Your goal => Set down the records once more, please, exactly and with the pictures left out.

Records from a collection of figures

** START **

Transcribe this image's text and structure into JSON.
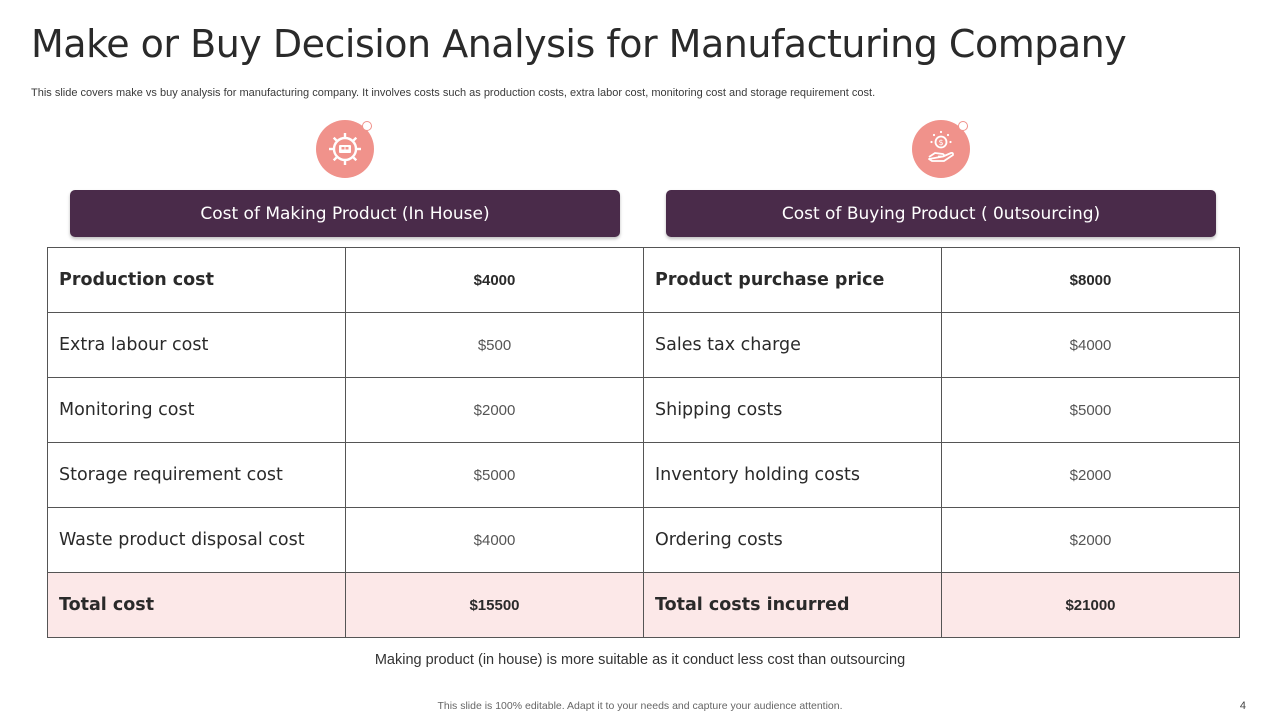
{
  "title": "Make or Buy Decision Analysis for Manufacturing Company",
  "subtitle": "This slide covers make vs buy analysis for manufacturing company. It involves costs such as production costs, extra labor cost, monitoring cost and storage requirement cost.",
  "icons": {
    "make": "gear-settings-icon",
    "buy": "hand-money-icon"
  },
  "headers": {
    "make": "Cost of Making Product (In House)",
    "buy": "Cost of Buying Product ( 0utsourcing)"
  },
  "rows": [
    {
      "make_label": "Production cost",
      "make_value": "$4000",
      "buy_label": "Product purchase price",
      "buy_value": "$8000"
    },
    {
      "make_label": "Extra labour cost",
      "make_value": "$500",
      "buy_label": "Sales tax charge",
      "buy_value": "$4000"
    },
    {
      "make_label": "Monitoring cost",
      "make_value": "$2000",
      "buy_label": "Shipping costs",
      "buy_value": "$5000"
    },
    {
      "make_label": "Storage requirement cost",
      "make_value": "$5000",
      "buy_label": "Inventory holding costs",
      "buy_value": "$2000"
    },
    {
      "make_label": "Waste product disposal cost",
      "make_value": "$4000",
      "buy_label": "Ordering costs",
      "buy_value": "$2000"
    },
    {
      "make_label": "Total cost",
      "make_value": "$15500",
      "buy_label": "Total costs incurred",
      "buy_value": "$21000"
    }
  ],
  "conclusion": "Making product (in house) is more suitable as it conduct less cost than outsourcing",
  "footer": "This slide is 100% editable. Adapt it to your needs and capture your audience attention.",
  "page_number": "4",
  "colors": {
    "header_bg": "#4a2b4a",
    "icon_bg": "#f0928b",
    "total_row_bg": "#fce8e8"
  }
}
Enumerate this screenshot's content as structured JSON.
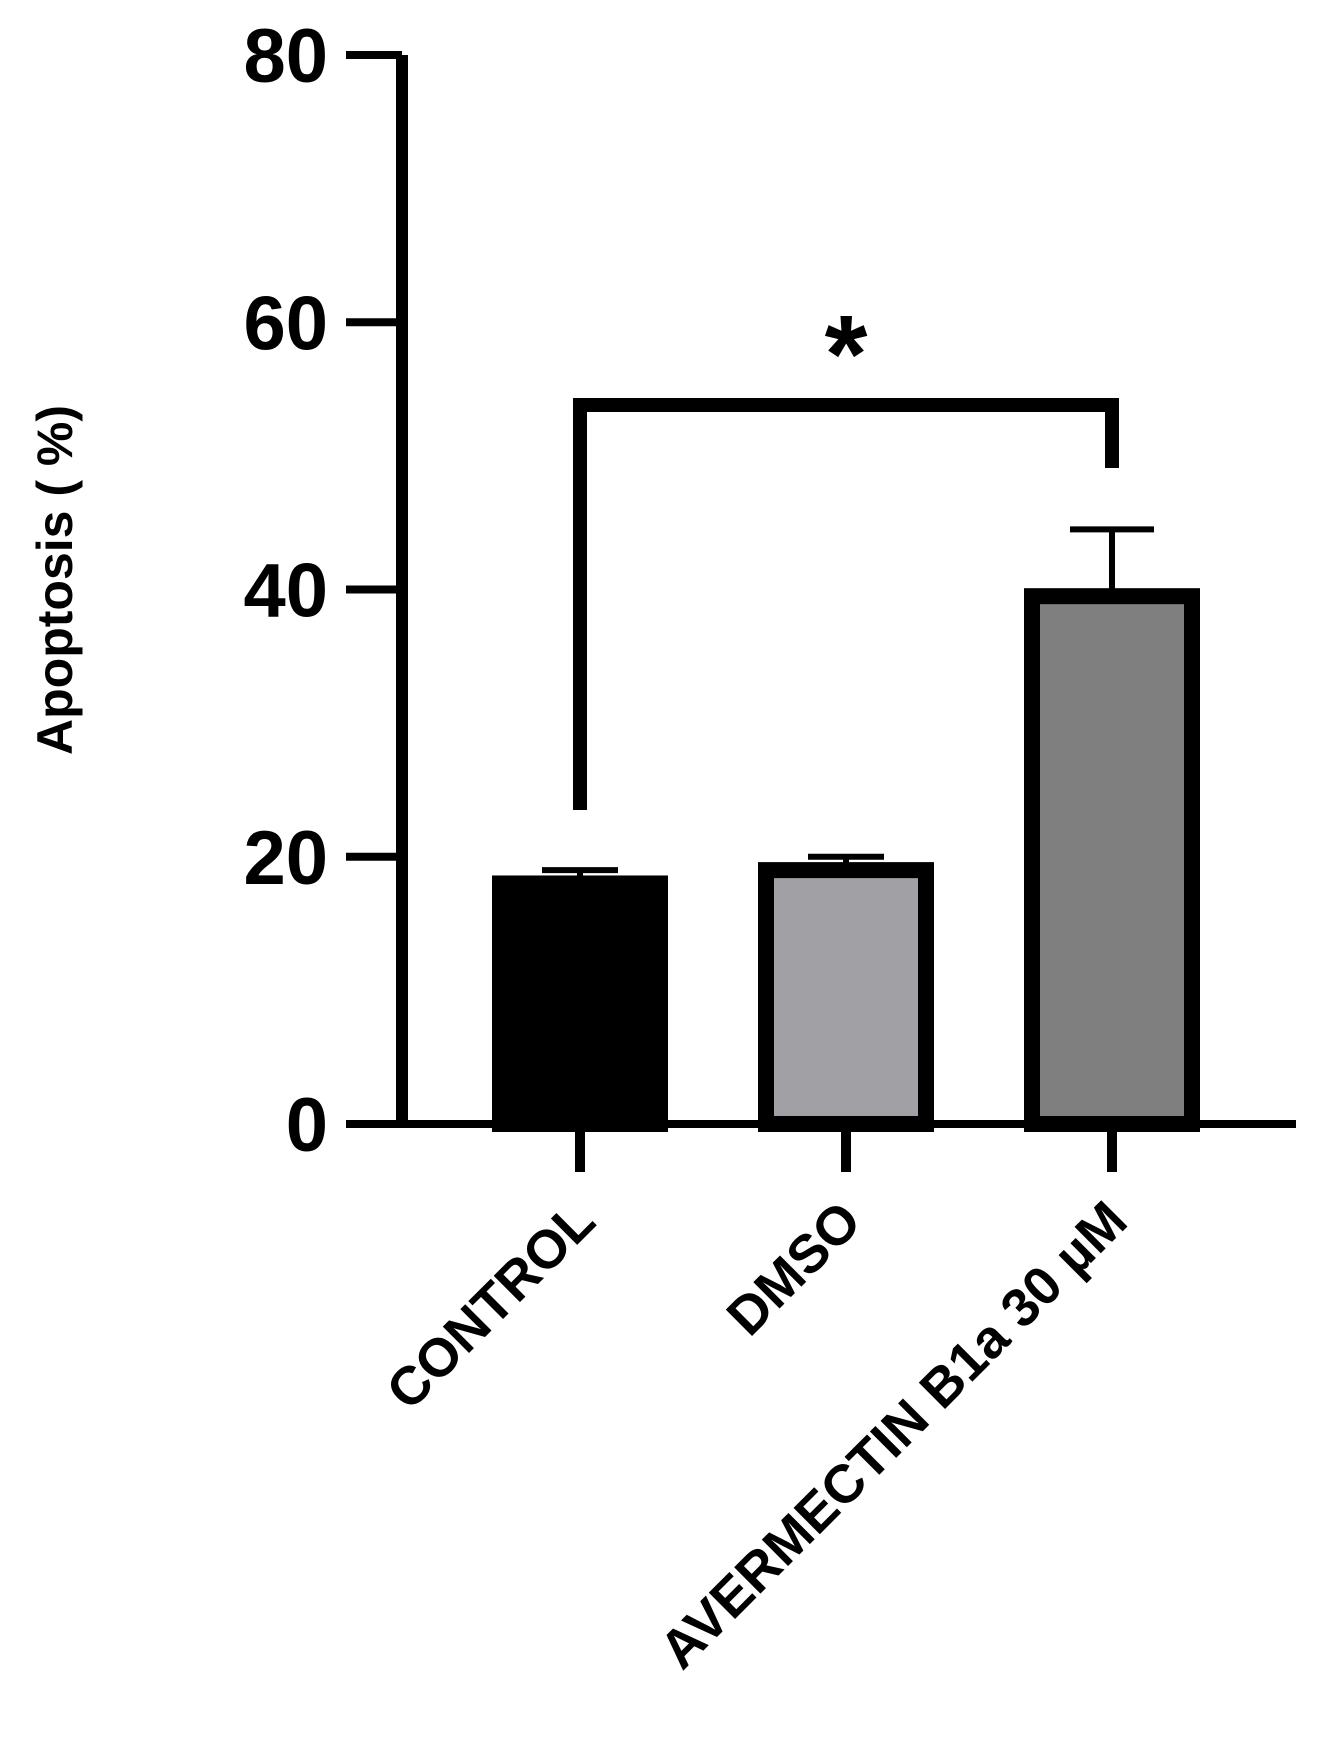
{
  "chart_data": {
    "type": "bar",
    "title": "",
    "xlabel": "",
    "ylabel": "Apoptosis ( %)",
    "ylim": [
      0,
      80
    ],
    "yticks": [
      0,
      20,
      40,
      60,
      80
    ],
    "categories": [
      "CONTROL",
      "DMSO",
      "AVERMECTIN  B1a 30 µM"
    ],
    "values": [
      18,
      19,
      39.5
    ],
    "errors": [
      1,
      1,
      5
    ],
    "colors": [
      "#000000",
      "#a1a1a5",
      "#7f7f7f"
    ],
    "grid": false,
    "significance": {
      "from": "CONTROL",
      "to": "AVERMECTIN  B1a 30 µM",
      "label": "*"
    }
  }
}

** END **

Exercise answer =>
Transcribe this image's text and structure into JSON.
{
  "title": "Make or Buy Decision Analysis for Manufacturing Company",
  "subtitle": "This slide covers make vs buy analysis for manufacturing company. It involves costs such as production costs, extra labor cost, monitoring cost and storage requirement cost.",
  "icons": {
    "make": "gear-settings-icon",
    "buy": "hand-money-icon"
  },
  "headers": {
    "make": "Cost of Making Product (In House)",
    "buy": "Cost of Buying Product ( 0utsourcing)"
  },
  "rows": [
    {
      "make_label": "Production cost",
      "make_value": "$4000",
      "buy_label": "Product purchase price",
      "buy_value": "$8000"
    },
    {
      "make_label": "Extra labour cost",
      "make_value": "$500",
      "buy_label": "Sales tax charge",
      "buy_value": "$4000"
    },
    {
      "make_label": "Monitoring cost",
      "make_value": "$2000",
      "buy_label": "Shipping costs",
      "buy_value": "$5000"
    },
    {
      "make_label": "Storage requirement cost",
      "make_value": "$5000",
      "buy_label": "Inventory holding costs",
      "buy_value": "$2000"
    },
    {
      "make_label": "Waste product disposal cost",
      "make_value": "$4000",
      "buy_label": "Ordering costs",
      "buy_value": "$2000"
    },
    {
      "make_label": "Total cost",
      "make_value": "$15500",
      "buy_label": "Total costs incurred",
      "buy_value": "$21000"
    }
  ],
  "conclusion": "Making product (in house) is more suitable as it conduct less cost than outsourcing",
  "footer": "This slide is 100% editable. Adapt it to your needs and capture your audience attention.",
  "page_number": "4",
  "colors": {
    "header_bg": "#4a2b4a",
    "icon_bg": "#f0928b",
    "total_row_bg": "#fce8e8"
  }
}
Enumerate this screenshot's content as structured JSON.
{
  "chart_data": {
    "type": "bar",
    "title": "",
    "xlabel": "",
    "ylabel": "Apoptosis ( %)",
    "ylim": [
      0,
      80
    ],
    "yticks": [
      0,
      20,
      40,
      60,
      80
    ],
    "categories": [
      "CONTROL",
      "DMSO",
      "AVERMECTIN  B1a 30 µM"
    ],
    "values": [
      18,
      19,
      39.5
    ],
    "errors": [
      1,
      1,
      5
    ],
    "colors": [
      "#000000",
      "#a1a1a5",
      "#7f7f7f"
    ],
    "grid": false,
    "significance": {
      "from": "CONTROL",
      "to": "AVERMECTIN  B1a 30 µM",
      "label": "*"
    }
  }
}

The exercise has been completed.